━━━ Document excerpt ━━━
= City Gala =

The City Gala is an annual speaker summit, award show, and fundraising event founded by Ryan Long often held on the evening of the Grammy Awards or the Academy Awards. The ceremony honors the most successful people in various industries, including science, entertainment, business, and philanthropy. The City Gala's purpose is to support and raise awareness about solving the world's global grand challenges. The Gala's purpose is to work with startup non-profit charitable organizations.

==2018==
The 2018 City Gala was announced in November 2017 and will be taking place on the evening of the 90th Academy Awards at Universal Studios in Hollywood, California. The keynote speaker will be actor, businessman, philanthropist, and co-founder of the Thorn Foundation, Ashton Kutcher. In February, the City Gala announced that Matthew McConaughey will be the inspiration award honoree. Matthew McConaughey is the founder of the charitable foundation, Just Keep Livin. Additionally, a previously featured speaker Freddy Behin spoke about integrity in life and business, specifically when involved in charitable environments.
━━━
> Challenges:
1. Translate this sentence from the City Gala article into Spanish: "The ceremony honors the most successful people in various industries, including science, entertainment, business, and philanthropy."
2. Continue the City Gala article, starting right after its last sentence.
The records come from a different source than the City Gala article.
━━━ Record excerpts ━━━
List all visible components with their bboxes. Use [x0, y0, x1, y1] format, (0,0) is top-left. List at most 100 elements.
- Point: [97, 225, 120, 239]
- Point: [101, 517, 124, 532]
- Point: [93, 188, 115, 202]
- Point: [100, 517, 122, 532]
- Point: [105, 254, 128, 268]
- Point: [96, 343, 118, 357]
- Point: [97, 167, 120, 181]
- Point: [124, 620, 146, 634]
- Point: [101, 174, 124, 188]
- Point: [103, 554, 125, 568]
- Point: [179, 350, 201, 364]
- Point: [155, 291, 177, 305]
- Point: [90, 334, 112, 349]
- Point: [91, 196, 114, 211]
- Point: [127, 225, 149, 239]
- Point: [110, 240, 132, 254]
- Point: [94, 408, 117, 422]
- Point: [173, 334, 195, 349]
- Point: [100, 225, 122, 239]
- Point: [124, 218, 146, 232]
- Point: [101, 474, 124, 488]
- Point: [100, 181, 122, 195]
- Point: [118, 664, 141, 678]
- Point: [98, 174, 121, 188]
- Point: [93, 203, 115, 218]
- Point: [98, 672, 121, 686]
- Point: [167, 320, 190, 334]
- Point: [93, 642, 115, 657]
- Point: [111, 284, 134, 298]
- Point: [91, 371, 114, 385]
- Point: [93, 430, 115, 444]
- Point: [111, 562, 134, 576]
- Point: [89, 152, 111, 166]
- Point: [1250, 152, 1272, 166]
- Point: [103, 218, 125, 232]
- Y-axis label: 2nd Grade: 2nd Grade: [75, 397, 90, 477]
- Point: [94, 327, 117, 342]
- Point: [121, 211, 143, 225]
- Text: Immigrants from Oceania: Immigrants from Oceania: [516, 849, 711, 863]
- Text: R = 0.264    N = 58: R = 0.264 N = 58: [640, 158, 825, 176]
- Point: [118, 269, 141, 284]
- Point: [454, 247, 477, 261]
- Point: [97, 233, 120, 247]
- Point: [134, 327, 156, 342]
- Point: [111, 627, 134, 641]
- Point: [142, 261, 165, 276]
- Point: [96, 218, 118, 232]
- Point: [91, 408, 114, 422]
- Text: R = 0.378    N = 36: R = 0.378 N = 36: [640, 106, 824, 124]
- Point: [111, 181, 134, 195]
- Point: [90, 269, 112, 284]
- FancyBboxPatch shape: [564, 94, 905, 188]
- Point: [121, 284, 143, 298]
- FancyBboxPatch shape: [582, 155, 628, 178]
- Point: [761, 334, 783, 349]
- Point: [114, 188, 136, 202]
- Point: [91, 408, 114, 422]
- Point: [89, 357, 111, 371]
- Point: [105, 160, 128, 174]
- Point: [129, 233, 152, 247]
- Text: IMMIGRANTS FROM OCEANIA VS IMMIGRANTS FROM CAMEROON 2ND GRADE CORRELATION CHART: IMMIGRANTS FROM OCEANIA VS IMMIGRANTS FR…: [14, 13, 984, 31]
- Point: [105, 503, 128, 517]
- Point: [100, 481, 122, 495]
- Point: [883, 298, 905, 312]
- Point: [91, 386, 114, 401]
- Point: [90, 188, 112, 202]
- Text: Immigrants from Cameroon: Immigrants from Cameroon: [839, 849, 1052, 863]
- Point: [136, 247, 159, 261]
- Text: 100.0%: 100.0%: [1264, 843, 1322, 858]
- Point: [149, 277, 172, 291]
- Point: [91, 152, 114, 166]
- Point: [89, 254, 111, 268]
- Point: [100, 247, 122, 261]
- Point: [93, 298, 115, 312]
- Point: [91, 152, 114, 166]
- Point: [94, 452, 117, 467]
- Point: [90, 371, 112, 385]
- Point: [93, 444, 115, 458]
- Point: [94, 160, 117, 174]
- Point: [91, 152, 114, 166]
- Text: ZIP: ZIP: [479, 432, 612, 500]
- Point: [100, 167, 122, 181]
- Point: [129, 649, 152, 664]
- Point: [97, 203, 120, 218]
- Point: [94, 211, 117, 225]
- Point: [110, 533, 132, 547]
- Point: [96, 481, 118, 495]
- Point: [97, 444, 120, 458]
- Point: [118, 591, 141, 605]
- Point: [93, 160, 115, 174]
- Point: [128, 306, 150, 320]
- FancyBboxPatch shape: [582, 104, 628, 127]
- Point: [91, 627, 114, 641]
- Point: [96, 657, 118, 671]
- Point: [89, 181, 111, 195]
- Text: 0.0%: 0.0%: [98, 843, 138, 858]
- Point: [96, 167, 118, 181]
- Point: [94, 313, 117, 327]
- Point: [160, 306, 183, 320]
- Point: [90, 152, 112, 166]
━━━
> Responses to the tasks:
1. La ceremonia rinde homenaje a las personas más exitosas de diversas industrias, entre ellas la ciencia, el entretenimiento, los negocios y la filantropía.

2.
==2017==
The 2017 City Gala was announced in February 2017 and will take place on the evening of the 59th Annual Grammy Awards at the Walt Disney Concert Hall. The guest speaker will be featuring Freddy Behin, as well as John Travolta. Jeff Timmons, of the Grammy-nominated pop group 98 Degrees will serve as the City Gala 2017 emcee, and best selling author and business conference leader Greg Reid will moderate the event. The keynote speaker will be hip hop music legend Russell Simmons who will also be one of the honorees. The 2017 event is supporting the International Arts & Philanthropy Foundation (IAP), which provides funding in support of arts, education, early childhood development, and the Breed Life program which supports and facilitates the gift of life through live organ donation.

==2016==

The 2016 City Gala was announced in January 2016 and will take place on the evening of the 58th Annual Grammy Awards at the Playboy Mansion.
The keynote speaker will be entrepreneur tycoon Richard Branson who will also be one of the honorees. Other honorees announced for the evening include entrepreneur John Paul DeJoria and astronaut Buzz Aldrin. The event will be hosted by former 98 Degrees member Jeff Timmons.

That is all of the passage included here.